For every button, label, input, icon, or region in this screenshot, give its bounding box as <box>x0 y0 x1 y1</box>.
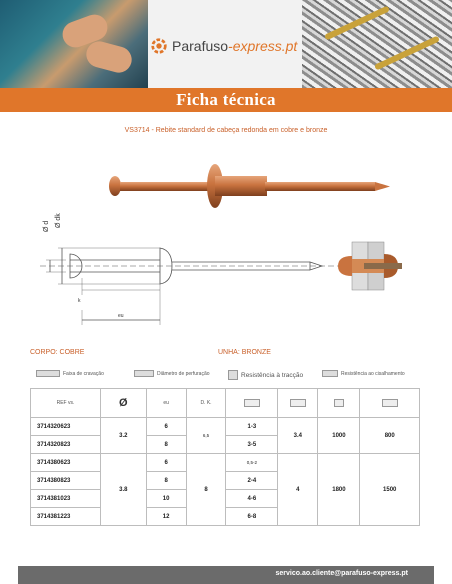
title-bar <box>0 88 452 112</box>
legend-tensile: Resistência à tracção <box>228 370 303 380</box>
header-banner <box>0 0 452 88</box>
installed-rivet-section <box>338 242 402 290</box>
legend-drill: Diâmetro de perfuração <box>134 370 210 377</box>
col-dk: D. K. <box>186 389 226 418</box>
drill-icon <box>134 370 154 377</box>
table-row: 3714320823 8 3-5 <box>31 436 420 454</box>
product-subtitle: VS3714 - Rebite standard de cabeça redonda em cobre e bronze <box>124 127 328 134</box>
legend <box>30 370 430 384</box>
diameter-dk-label: Ø dk <box>55 213 62 228</box>
drill-icon <box>290 399 306 407</box>
spec-table <box>30 388 420 526</box>
hand-shape <box>83 38 134 75</box>
col-drill-icon <box>278 389 318 418</box>
table-row: 3714381023 10 4-6 <box>31 490 420 508</box>
grip-range-icon <box>244 399 260 407</box>
col-shear-icon <box>360 389 420 418</box>
rivet-line-drawing <box>40 248 340 325</box>
diameter-d-label: Ø d <box>43 220 50 232</box>
tensile-icon <box>228 370 238 380</box>
col-ref: REF vs. <box>31 389 101 418</box>
grip-range-icon <box>36 370 60 377</box>
legend-grip: Faixa de cravação <box>36 370 104 377</box>
rivet-drawing <box>20 150 432 340</box>
gear-icon <box>150 37 168 55</box>
table-row: 3714380823 8 2-4 <box>31 472 420 490</box>
body-material: CORPO: COBRE <box>30 349 85 356</box>
screw-shape <box>374 35 440 70</box>
col-grip-icon <box>226 389 278 418</box>
table-row: 3714380623 3.8 6 8 0,5-2 4 1800 1500 <box>31 454 420 472</box>
table-row: 3714320623 3.2 6 6,5 1-3 3.4 1000 800 <box>31 418 420 436</box>
workshop-photo <box>0 0 148 88</box>
page-title: Ficha técnica <box>176 90 276 109</box>
col-diameter: Ø <box>100 389 146 418</box>
brand-logo[interactable] <box>150 34 302 58</box>
length-eu-label: eu <box>118 313 124 319</box>
rivet-photo <box>109 164 390 208</box>
mandrel-material: UNHA: BRONZE <box>218 349 271 356</box>
legend-shear: Resistência ao cisalhamento <box>322 370 405 377</box>
col-eu: eu <box>146 389 186 418</box>
screw-shape <box>324 5 390 40</box>
shear-icon <box>382 399 398 407</box>
table-header-row <box>31 389 420 418</box>
brand-name: Parafuso-express.pt <box>172 38 298 54</box>
contact-email-link[interactable]: servico.ao.cliente@parafuso-express.pt <box>275 570 408 577</box>
col-tensile-icon <box>318 389 360 418</box>
screws-photo <box>302 0 452 88</box>
shear-icon <box>322 370 338 377</box>
head-k-label: k <box>78 298 81 304</box>
footer <box>18 566 434 584</box>
tensile-icon <box>334 399 344 407</box>
table-row: 3714381223 12 6-8 <box>31 508 420 526</box>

-*-*-

[Stated exercise]:
Please edit the lines above so that every "table-row" becomes "spec-row", change nothing else, and leave the pictures out.

[In response]:
For every button, label, input, icon, or region in this screenshot, give its bounding box as <box>x0 y0 x1 y1</box>.
title-bar <box>0 88 452 112</box>
legend-tensile: Resistência à tracção <box>228 370 303 380</box>
header-banner <box>0 0 452 88</box>
installed-rivet-section <box>338 242 402 290</box>
legend-drill: Diâmetro de perfuração <box>134 370 210 377</box>
col-dk: D. K. <box>186 389 226 418</box>
drill-icon <box>134 370 154 377</box>
spec-row: 3714320823 8 3-5 <box>31 436 420 454</box>
product-subtitle: VS3714 - Rebite standard de cabeça redonda em cobre e bronze <box>124 127 328 134</box>
legend <box>30 370 430 384</box>
diameter-dk-label: Ø dk <box>55 213 62 228</box>
drill-icon <box>290 399 306 407</box>
spec-table <box>30 388 420 526</box>
hand-shape <box>83 38 134 75</box>
col-drill-icon <box>278 389 318 418</box>
spec-row: 3714381023 10 4-6 <box>31 490 420 508</box>
grip-range-icon <box>244 399 260 407</box>
col-shear-icon <box>360 389 420 418</box>
rivet-line-drawing <box>40 248 340 325</box>
diameter-d-label: Ø d <box>43 220 50 232</box>
tensile-icon <box>228 370 238 380</box>
col-ref: REF vs. <box>31 389 101 418</box>
grip-range-icon <box>36 370 60 377</box>
legend-grip: Faixa de cravação <box>36 370 104 377</box>
rivet-drawing <box>20 150 432 340</box>
gear-icon <box>150 37 168 55</box>
spec-row: 3714380823 8 2-4 <box>31 472 420 490</box>
body-material: CORPO: COBRE <box>30 349 85 356</box>
screw-shape <box>374 35 440 70</box>
col-grip-icon <box>226 389 278 418</box>
spec-row: 3714380623 3.8 6 8 0,5-2 4 1800 1500 <box>31 454 420 472</box>
spec-row: 3714320623 3.2 6 6,5 1-3 3.4 1000 800 <box>31 418 420 436</box>
workshop-photo <box>0 0 148 88</box>
page-title: Ficha técnica <box>176 90 276 109</box>
col-diameter: Ø <box>100 389 146 418</box>
brand-logo[interactable] <box>150 34 302 58</box>
length-eu-label: eu <box>118 313 124 319</box>
rivet-photo <box>109 164 390 208</box>
mandrel-material: UNHA: BRONZE <box>218 349 271 356</box>
legend-shear: Resistência ao cisalhamento <box>322 370 405 377</box>
col-eu: eu <box>146 389 186 418</box>
screw-shape <box>324 5 390 40</box>
shear-icon <box>382 399 398 407</box>
table-header-row <box>31 389 420 418</box>
brand-name: Parafuso-express.pt <box>172 38 298 54</box>
contact-email-link[interactable]: servico.ao.cliente@parafuso-express.pt <box>275 570 408 577</box>
col-tensile-icon <box>318 389 360 418</box>
screws-photo <box>302 0 452 88</box>
shear-icon <box>322 370 338 377</box>
head-k-label: k <box>78 298 81 304</box>
footer <box>18 566 434 584</box>
tensile-icon <box>334 399 344 407</box>
spec-row: 3714381223 12 6-8 <box>31 508 420 526</box>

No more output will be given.